Retype the lines from the one containing "224, 302, 231]" up to and including the one containing "7, 266, 14]", character for character.
• • • • • • •
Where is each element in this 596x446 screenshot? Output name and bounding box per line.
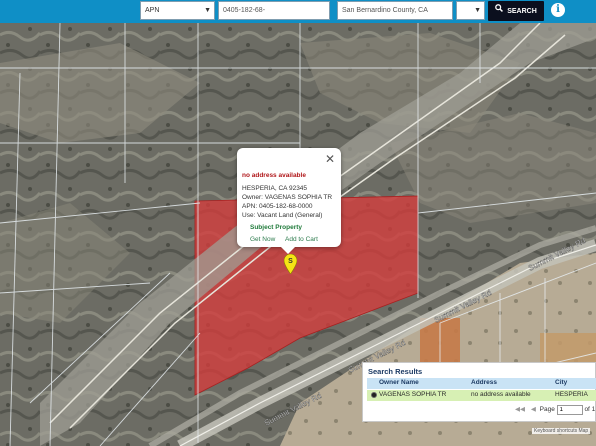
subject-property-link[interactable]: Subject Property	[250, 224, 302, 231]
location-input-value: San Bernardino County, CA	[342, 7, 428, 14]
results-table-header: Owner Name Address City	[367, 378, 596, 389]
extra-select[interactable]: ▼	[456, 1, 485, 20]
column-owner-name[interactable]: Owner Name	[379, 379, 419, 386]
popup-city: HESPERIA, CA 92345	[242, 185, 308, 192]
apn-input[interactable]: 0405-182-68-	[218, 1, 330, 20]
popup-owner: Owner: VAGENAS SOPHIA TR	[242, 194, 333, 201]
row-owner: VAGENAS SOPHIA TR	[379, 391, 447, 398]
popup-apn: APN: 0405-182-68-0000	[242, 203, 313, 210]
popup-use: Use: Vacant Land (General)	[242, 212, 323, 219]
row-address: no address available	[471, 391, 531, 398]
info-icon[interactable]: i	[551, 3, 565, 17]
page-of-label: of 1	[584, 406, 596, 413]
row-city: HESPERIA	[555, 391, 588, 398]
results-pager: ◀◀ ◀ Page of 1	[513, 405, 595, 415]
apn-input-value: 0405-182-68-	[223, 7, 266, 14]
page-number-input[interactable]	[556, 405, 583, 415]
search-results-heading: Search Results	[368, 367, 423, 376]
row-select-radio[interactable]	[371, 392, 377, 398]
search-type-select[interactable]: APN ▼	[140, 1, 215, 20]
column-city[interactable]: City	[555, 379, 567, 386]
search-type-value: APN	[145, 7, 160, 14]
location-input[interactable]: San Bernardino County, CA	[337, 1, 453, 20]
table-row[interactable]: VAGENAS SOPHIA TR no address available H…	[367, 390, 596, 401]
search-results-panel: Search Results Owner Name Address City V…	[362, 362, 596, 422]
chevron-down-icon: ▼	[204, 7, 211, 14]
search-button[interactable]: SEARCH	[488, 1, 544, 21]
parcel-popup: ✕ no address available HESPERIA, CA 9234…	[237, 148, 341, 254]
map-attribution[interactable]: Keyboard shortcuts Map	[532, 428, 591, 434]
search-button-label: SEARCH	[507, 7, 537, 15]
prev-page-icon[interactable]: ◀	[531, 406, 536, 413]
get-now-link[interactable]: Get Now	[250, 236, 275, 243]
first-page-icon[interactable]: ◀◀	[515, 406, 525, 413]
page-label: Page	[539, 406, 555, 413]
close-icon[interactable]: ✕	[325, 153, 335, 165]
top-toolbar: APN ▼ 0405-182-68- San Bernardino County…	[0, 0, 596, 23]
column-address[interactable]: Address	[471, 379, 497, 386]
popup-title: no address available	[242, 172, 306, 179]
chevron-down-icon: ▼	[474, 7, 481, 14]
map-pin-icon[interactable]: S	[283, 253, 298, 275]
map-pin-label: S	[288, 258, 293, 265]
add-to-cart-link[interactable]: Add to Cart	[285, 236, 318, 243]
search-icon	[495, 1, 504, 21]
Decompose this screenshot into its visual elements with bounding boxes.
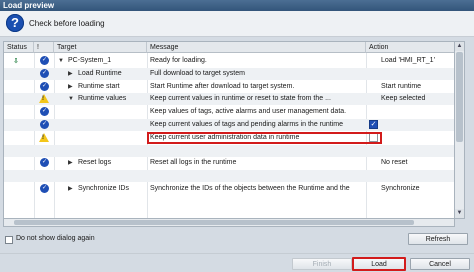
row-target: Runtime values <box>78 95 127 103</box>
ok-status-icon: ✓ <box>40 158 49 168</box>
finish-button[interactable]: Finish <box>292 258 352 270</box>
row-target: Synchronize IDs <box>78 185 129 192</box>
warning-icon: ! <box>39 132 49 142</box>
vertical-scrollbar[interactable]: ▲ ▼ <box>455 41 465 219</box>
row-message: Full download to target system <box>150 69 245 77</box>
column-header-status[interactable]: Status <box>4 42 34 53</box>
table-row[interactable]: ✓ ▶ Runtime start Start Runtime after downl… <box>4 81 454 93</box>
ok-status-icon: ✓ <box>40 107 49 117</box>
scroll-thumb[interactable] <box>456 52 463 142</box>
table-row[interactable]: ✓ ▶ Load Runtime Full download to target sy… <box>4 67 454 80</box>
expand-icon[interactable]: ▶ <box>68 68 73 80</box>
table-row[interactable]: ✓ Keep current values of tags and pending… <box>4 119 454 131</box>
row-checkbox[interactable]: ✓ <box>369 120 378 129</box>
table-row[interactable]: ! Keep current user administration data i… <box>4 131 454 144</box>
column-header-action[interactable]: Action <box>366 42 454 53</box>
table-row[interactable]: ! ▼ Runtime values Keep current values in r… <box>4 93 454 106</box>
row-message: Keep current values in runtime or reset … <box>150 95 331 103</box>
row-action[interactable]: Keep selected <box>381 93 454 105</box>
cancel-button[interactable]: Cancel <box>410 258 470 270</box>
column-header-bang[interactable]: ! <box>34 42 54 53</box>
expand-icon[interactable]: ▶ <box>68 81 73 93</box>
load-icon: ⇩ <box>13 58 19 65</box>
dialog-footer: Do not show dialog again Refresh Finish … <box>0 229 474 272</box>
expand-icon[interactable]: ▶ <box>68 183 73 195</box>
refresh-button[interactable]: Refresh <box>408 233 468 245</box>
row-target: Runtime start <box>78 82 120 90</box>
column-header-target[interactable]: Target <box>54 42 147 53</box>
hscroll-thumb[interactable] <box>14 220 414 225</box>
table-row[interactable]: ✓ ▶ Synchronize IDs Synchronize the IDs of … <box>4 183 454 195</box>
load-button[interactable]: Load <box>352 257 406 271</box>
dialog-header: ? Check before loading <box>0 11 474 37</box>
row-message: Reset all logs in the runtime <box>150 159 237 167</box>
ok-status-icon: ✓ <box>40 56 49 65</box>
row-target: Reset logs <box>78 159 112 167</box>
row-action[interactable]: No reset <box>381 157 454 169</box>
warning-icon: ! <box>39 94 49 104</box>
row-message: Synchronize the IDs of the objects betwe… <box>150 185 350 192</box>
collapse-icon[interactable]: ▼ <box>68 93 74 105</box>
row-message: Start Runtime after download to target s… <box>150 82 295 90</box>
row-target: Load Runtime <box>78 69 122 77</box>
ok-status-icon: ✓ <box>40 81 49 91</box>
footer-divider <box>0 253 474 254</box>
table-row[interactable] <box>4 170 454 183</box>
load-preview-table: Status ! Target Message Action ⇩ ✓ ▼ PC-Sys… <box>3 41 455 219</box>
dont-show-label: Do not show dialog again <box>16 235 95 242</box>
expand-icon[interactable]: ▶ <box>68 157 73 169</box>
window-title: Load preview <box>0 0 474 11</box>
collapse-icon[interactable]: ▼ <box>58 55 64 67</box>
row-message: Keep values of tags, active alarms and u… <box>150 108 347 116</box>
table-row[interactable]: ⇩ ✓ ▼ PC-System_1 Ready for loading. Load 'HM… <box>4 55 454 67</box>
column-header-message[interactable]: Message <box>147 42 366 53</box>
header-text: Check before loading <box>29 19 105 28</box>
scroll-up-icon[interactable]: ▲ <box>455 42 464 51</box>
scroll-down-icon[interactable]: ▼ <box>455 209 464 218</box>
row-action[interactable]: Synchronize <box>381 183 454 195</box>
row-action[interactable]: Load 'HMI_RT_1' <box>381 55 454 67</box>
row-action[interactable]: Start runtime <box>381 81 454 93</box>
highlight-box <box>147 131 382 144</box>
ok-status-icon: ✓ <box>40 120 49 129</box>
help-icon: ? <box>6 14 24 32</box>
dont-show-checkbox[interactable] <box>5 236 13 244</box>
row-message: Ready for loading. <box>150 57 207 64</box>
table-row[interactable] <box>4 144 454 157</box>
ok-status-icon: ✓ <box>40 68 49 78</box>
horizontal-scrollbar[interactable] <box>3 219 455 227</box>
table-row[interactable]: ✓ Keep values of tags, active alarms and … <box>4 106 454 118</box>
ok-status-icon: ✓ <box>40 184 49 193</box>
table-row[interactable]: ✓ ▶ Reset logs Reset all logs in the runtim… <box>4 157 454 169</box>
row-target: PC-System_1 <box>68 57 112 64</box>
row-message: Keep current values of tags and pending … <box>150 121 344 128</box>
• • • • • • •
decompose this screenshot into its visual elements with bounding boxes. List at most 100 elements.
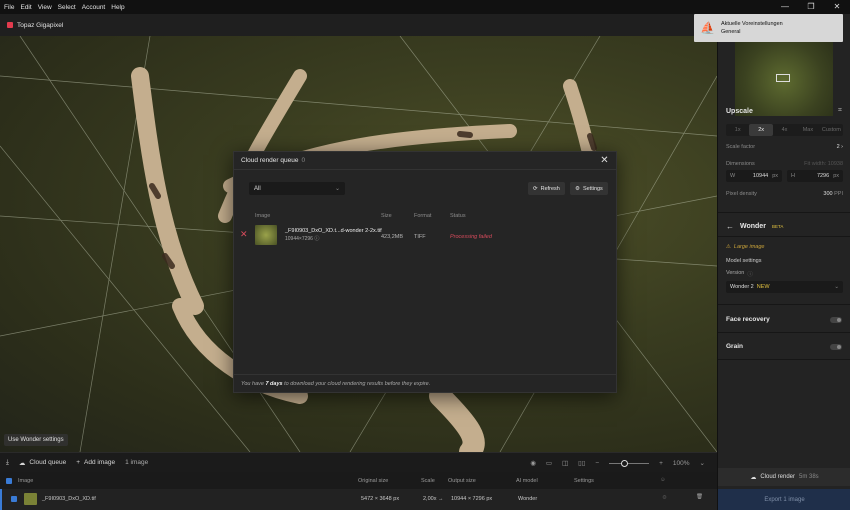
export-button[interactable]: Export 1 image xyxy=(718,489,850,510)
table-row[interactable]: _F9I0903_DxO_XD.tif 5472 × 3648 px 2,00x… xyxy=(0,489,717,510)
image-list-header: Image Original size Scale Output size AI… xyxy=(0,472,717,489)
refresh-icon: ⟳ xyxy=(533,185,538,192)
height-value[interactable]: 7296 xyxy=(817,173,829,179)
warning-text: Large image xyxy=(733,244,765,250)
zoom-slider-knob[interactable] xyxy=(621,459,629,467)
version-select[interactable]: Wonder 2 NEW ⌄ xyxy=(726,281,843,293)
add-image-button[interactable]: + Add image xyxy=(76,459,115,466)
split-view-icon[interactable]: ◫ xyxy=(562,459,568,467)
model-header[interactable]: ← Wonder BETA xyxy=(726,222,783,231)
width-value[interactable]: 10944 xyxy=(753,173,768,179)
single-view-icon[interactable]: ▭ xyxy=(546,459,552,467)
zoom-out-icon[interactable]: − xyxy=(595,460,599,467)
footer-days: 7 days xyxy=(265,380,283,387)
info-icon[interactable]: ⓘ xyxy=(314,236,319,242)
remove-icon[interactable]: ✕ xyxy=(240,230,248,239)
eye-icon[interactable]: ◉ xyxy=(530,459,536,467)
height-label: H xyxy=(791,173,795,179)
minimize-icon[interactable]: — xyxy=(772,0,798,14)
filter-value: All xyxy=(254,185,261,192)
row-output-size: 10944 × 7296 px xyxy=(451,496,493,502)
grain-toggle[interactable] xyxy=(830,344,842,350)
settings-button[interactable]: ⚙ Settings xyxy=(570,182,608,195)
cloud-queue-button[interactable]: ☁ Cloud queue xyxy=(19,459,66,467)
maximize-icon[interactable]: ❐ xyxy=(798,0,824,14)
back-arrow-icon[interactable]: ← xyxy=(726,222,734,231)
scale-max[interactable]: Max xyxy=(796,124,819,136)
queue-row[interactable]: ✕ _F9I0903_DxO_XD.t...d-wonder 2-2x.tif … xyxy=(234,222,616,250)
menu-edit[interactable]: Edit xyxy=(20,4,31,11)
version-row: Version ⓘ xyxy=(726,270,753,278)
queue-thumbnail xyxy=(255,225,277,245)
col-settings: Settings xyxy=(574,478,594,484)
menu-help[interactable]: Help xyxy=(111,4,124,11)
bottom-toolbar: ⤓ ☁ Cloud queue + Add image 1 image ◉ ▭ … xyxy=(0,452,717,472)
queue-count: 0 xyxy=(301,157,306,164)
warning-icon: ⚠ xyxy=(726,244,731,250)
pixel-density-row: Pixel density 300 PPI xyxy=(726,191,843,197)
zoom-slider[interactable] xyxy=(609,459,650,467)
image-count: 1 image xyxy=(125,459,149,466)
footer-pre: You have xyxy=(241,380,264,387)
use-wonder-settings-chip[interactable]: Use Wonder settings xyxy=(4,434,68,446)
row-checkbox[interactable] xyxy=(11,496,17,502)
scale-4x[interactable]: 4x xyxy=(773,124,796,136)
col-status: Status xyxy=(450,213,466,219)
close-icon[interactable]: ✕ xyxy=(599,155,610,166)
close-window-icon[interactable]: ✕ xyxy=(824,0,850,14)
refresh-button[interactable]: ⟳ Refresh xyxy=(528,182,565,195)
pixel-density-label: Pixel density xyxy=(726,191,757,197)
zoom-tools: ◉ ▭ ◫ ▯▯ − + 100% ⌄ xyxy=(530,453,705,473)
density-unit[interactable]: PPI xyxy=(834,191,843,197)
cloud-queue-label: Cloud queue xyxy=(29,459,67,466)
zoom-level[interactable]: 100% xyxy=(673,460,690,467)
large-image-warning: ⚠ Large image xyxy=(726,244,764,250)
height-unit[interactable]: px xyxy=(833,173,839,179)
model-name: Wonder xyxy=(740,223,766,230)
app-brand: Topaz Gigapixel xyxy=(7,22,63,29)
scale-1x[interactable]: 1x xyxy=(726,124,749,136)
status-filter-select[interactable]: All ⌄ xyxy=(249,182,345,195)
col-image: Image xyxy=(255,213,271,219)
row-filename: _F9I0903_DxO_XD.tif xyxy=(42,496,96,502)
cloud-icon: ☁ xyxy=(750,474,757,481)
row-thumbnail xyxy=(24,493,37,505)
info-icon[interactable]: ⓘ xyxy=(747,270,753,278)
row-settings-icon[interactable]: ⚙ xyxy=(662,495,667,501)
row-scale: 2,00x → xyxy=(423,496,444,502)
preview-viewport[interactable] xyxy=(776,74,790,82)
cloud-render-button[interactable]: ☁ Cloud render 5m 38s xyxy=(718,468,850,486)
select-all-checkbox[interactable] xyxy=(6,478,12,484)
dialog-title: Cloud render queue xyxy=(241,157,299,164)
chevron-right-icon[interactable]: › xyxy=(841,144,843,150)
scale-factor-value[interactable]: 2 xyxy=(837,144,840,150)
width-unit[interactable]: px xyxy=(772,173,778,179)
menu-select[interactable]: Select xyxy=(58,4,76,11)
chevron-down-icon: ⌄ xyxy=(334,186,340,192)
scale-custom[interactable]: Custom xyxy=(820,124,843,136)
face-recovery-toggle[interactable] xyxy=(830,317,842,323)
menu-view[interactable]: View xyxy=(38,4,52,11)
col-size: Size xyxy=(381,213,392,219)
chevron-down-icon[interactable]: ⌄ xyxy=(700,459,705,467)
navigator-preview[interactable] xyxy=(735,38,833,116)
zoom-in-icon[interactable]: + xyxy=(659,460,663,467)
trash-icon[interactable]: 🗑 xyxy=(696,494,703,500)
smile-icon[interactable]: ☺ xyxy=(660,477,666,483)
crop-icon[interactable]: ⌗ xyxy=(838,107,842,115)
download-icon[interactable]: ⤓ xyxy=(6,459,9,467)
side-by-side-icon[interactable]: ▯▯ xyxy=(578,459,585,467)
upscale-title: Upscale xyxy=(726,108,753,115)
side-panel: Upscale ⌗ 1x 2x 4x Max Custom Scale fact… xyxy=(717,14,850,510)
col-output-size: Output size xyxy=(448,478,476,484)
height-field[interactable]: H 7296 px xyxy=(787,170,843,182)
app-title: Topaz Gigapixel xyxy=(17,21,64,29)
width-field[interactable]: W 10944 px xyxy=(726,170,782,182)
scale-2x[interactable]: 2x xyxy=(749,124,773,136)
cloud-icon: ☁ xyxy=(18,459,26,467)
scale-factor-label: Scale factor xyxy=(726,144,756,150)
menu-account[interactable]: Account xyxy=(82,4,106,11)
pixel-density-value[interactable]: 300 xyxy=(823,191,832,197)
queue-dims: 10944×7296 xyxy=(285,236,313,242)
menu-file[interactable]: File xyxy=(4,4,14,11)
• • • • • • •
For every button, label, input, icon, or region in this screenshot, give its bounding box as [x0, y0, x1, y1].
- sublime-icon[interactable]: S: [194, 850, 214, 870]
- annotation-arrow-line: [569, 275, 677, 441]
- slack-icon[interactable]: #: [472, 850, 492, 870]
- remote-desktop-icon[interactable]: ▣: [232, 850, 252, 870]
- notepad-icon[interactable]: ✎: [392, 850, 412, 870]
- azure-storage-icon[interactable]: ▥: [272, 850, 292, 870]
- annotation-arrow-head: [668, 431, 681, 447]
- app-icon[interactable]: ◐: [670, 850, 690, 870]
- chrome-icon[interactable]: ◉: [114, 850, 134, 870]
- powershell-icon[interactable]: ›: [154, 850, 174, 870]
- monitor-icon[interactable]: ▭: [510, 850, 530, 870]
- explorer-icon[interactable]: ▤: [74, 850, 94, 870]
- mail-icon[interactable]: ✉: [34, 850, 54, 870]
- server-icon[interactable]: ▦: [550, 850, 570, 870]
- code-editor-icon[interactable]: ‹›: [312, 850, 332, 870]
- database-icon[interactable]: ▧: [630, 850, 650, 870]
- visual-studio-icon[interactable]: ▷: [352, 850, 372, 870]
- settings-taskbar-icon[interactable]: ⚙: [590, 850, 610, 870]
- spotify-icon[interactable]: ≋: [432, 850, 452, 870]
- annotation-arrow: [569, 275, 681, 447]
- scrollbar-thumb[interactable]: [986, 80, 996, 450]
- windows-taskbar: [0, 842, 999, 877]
• • • • • • •
● **Solution**
subject-property-link[interactable]: Subject Property	[250, 224, 302, 231]
location-input-value: San Bernardino County, CA	[342, 7, 428, 14]
results-table-header: Owner Name Address City	[367, 378, 596, 389]
extra-select[interactable]: ▼	[456, 1, 485, 20]
column-owner-name[interactable]: Owner Name	[379, 379, 419, 386]
popup-city: HESPERIA, CA 92345	[242, 185, 308, 192]
apn-input[interactable]: 0405-182-68-	[218, 1, 330, 20]
popup-owner: Owner: VAGENAS SOPHIA TR	[242, 194, 333, 201]
row-owner: VAGENAS SOPHIA TR	[379, 391, 447, 398]
popup-apn: APN: 0405-182-68-0000	[242, 203, 313, 210]
popup-use: Use: Vacant Land (General)	[242, 212, 323, 219]
row-address: no address available	[471, 391, 531, 398]
info-icon[interactable]: i	[551, 3, 565, 17]
page-of-label: of 1	[584, 406, 596, 413]
row-city: HESPERIA	[555, 391, 588, 398]
results-pager: ◀◀ ◀ Page of 1	[513, 405, 595, 415]
apn-input-value: 0405-182-68-	[223, 7, 266, 14]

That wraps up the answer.